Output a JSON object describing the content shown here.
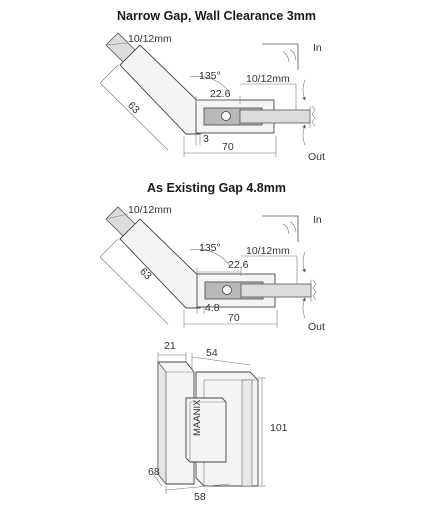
{
  "diagram_1": {
    "title": "Narrow Gap, Wall Clearance 3mm",
    "glass_left": "10/12mm",
    "glass_right": "10/12mm",
    "angle": "135°",
    "dim_top": "22.6",
    "dim_leg": "63",
    "dim_gap": "3",
    "dim_width": "70",
    "label_in": "In",
    "label_out": "Out"
  },
  "diagram_2": {
    "title": "As Existing Gap 4.8mm",
    "glass_left": "10/12mm",
    "glass_right": "10/12mm",
    "angle": "135°",
    "dim_top": "22.6",
    "dim_leg": "63",
    "dim_gap": "4.8",
    "dim_width": "70",
    "label_in": "In",
    "label_out": "Out"
  },
  "diagram_3": {
    "dim_depth_top": "21",
    "dim_plate": "54",
    "dim_height": "101",
    "dim_side": "68",
    "dim_bottom": "58",
    "engraving": "MAANIX"
  }
}
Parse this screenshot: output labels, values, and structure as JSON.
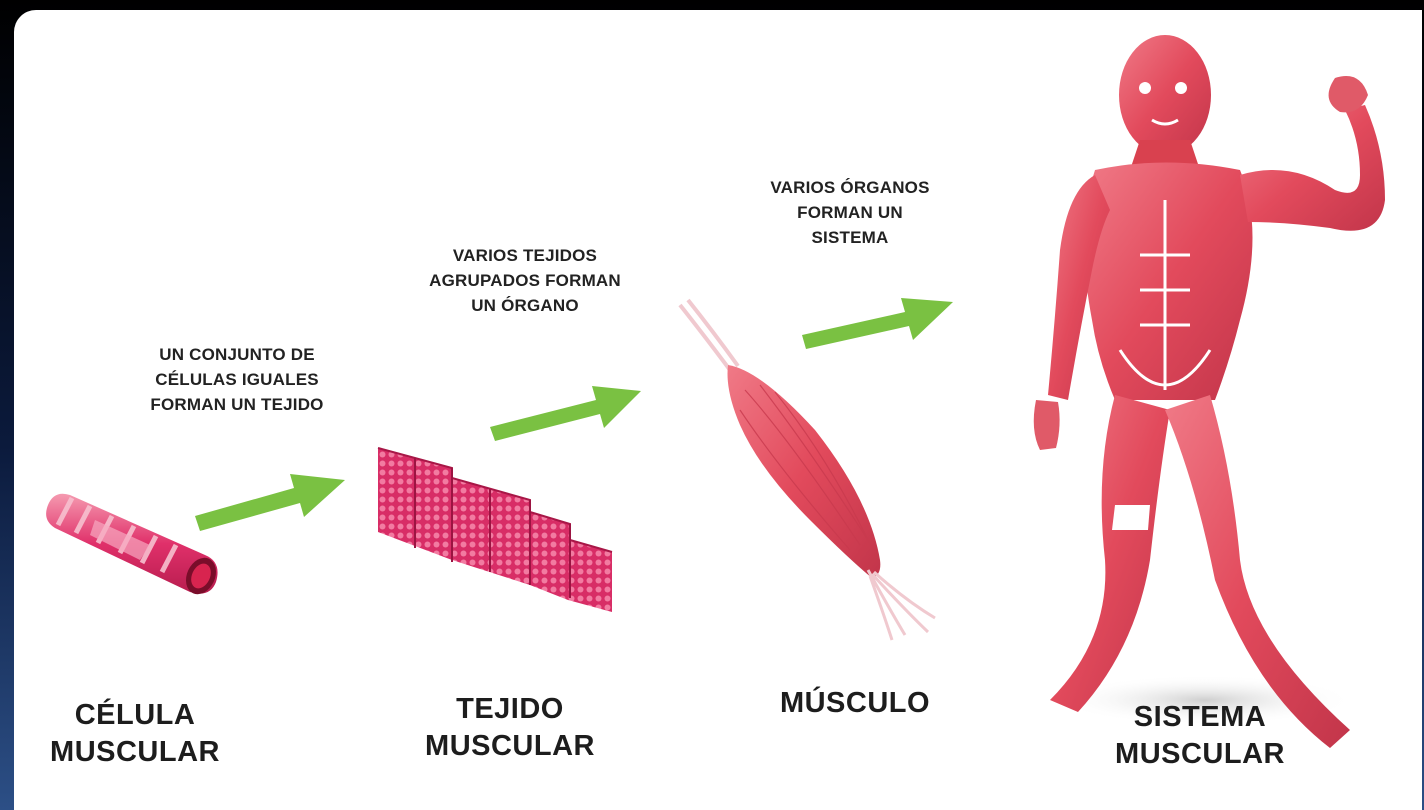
{
  "colors": {
    "muscle": "#e24a5c",
    "muscle_dark": "#b8283c",
    "arrow": "#7ac142",
    "tendon": "#f4d7db",
    "text": "#222222"
  },
  "steps": [
    {
      "caption_lines": [
        "UN CONJUNTO DE",
        "CÉLULAS IGUALES",
        "FORMAN UN TEJIDO"
      ]
    },
    {
      "caption_lines": [
        "VARIOS TEJIDOS",
        "AGRUPADOS FORMAN",
        "UN ÓRGANO"
      ]
    },
    {
      "caption_lines": [
        "VARIOS ÓRGANOS",
        "FORMAN UN",
        "SISTEMA"
      ]
    }
  ],
  "labels": [
    {
      "lines": [
        "CÉLULA",
        "MUSCULAR"
      ]
    },
    {
      "lines": [
        "TEJIDO",
        "MUSCULAR"
      ]
    },
    {
      "lines": [
        "MÚSCULO"
      ]
    },
    {
      "lines": [
        "SISTEMA",
        "MUSCULAR"
      ]
    }
  ],
  "icons": [
    "muscle-cell-icon",
    "muscle-tissue-icon",
    "muscle-organ-icon",
    "muscular-system-figure",
    "arrow-icon"
  ]
}
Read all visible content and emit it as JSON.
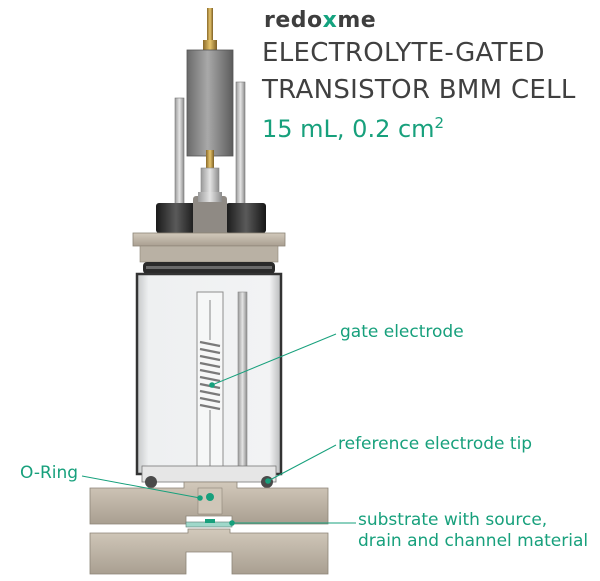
{
  "brand": {
    "prefix": "redo",
    "x": "x",
    "suffix": "me"
  },
  "title": {
    "line1": "ELECTROLYTE-GATED",
    "line2": "TRANSISTOR BMM CELL"
  },
  "spec": {
    "text": "15 mL, 0.2 cm",
    "sup": "2"
  },
  "labels": {
    "gate": "gate electrode",
    "reference": "reference electrode tip",
    "oring": "O-Ring",
    "substrate_1": "substrate with source,",
    "substrate_2": "drain and channel material"
  },
  "colors": {
    "accent": "#17a07c",
    "text": "#404040"
  }
}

****************

→ **Stated goal**: Return all the lines that contain the string "text".

→ **Solution for this problem**:
    "text": "#222222"
    "text": "15 mL, 0.2 cm",
    "text": "#404040"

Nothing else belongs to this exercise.